• _To do_
Extend the passage on Watteau's L'Enseigne and the earlier shop scenes behind it, starting right after its final line.

• _Provided text_
At the right of the Louvre drawing of a drapers shop, a gentleman steps up from the street into the shop, to converse with a shop worker holding a bolt of cloth. Beyond them, a young man leans casually against the counter and speaks with a saleswoman. Still farther back, a servant boy waits attentively. Here too, elements look forward to the Enseigne. Key features in this design are the shop masonry wall at the right and the movement of the man at the side who steps from the street into the shop interior. In L’Enseigne the same effect is achieved: the cobblestone roadway and the masonry wall at the left demarcate the exterior and interior spaces. The man standing against the wall at the left, and the dog lying in the street at the right emphasize these spatial distinctions. The play between interior and exterior spaces, and the inclusion of a portion of the masonry wall are elements found in other signs of this period, such as one for a hatter’s shop published by Jacques Wilhelm (fig. 14).12

Were there a second and opposite scene at the left to complete the Louvre composition, it would be even more like L’Enseigne. Watteau’s sketch originally extended more to the left, as is shown by the chalk lines not stopping before the border but continuing on. If the composition did extend farther to the left, or if a second sketch were drawn on another sheet, which I believe is a strong possibility, then the resemblance to L’Enseigne would be striking indeed.

Watteau had a rich treasury of older signboard designs to inspire him. There undoubtedly was a still larger repertoire that he could have drawn upon, one which has been diminished by time.

Fig 5
    13. Anonymous French engraver after Watteau, Frontispiece to La Gallerie du palais, 1714, engraving.



Also relevant to L'Enseigne is a commission to the young Watteau that we have only recently published—a series of frontispieces for 1714 publications of the plays of Thomas and Pierre Corneille.13 The frontispiece for one of Thomas’ pieces, La Gallerie du palais, shows the interior of a draper’s shop, with the male customers on one side and the female customers on the other (fig. 13). This compositional scheme, as well as the general lines of the architecture, were already present in the Dutch model that Watteau worked from. While one should not claim that La Gallerie du palais led directly to the design of L’Enseigne, it does show that such images of shop interiors were part of his repertoire before he embarked on Gersaint’s signboard. The separation of the clients into two groups, the receding side walls, the central doorway—all these elements reappear in L’Enseigne.

Fig 2 Fig 3
    14. Anonymous French artist, Scene in a Draper’s Shop, oil on canvas, each 41 x 50 cm. Whereabouts unknown.

• _Data segment_
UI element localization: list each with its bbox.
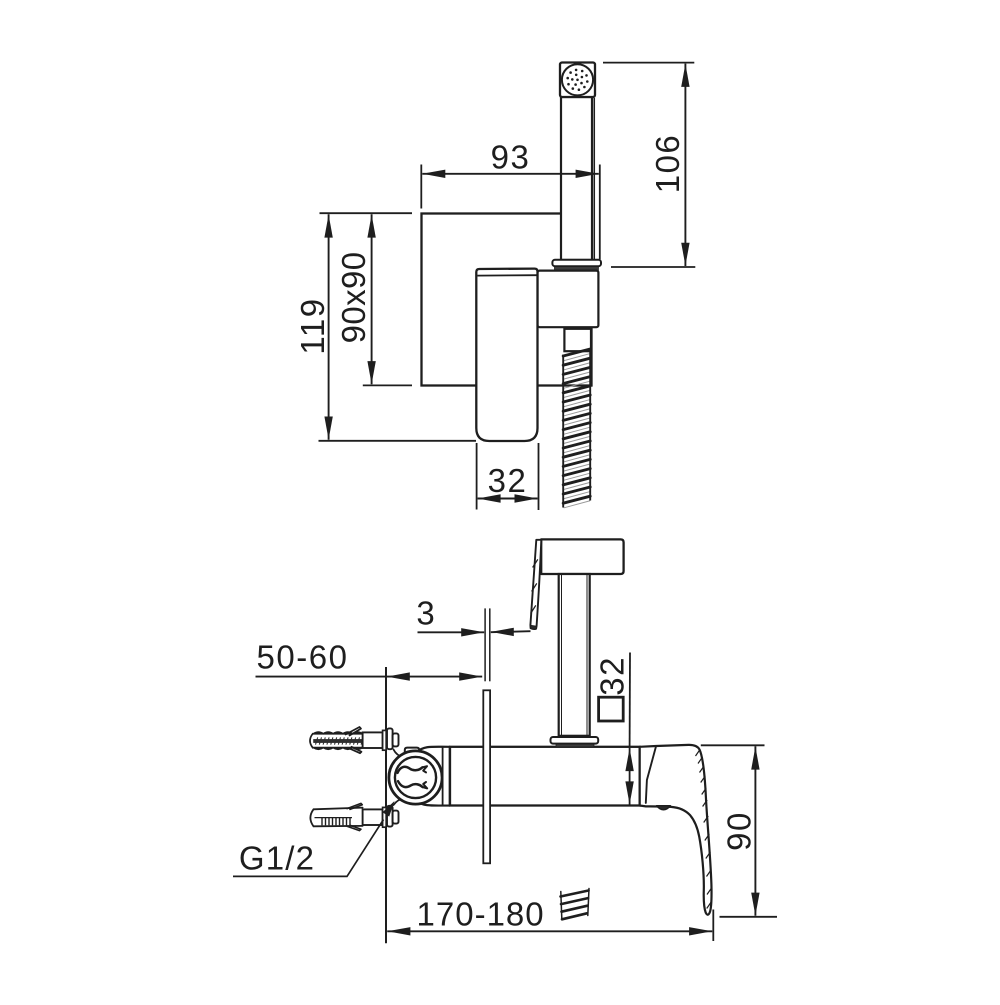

• _Exercise answer_
We should also consider works by other artists, especially Parisian ones, that Watteau may have been aware of. Unfortunately, little of early eighteenth-century Parisian genre painting has come down to us, and signboards are particularly susceptible to the ravages of time and use. Although few in number, some have survived. Not only do they offer analogues with the Watteau drawings we have discussed but, moreover, they are particularly relevant to L’Enseigne. A pair of pendant paintings showing a draper’s shop, which François Boucher published in the 1950s and by me a decade later, have not engaged modern scholars, although they are of prime importance (fig. 14).14 Their recent auction offers an opportunity to reconsider the question.15

When Boucher published the two pictures, he presented them as anonymous French works from c. 1700. The question of attribution still stands today. In certain ways the figures recall the animated staffage in paintings such as Pierre Denis Martin’s View of the Quai de la Rapée in the Musée Carnavalet, painted around 1700. Certainly these anonymous paintings are from the same period. The dramatically high lace fontanges worn by the two women establish that the paintings were executed in the last decade of the seventeenth century or the first decade of the eighteenth, that is to say, before Watteau’s two drawings for signboards. Their settings anticipate the solution our artist used for his Enseigne, namely a view from the street into a gallery, with masonry walls at one side suggesting the exterior of the building. At the right our attention focuses on a vendeuse behind her counter, showing wares to clients, while the left-hand canvas includes the packing of cases—a striking parallel to Watteau’s scene of workmen putting away the old portrait of Louis XIV that had served as the sign for Gersaint’s shop, which was called “Au grand monarque.” In imagery, this signboard is remarkably close to the narrative that Watteau painted just a few years later. The parallels between the two works are so striking that one might be tempted to claim that the one was the basis for the other. Probably not the case, but clearly, there was a continuum for genre scenes and signs, one that deserves future investigation.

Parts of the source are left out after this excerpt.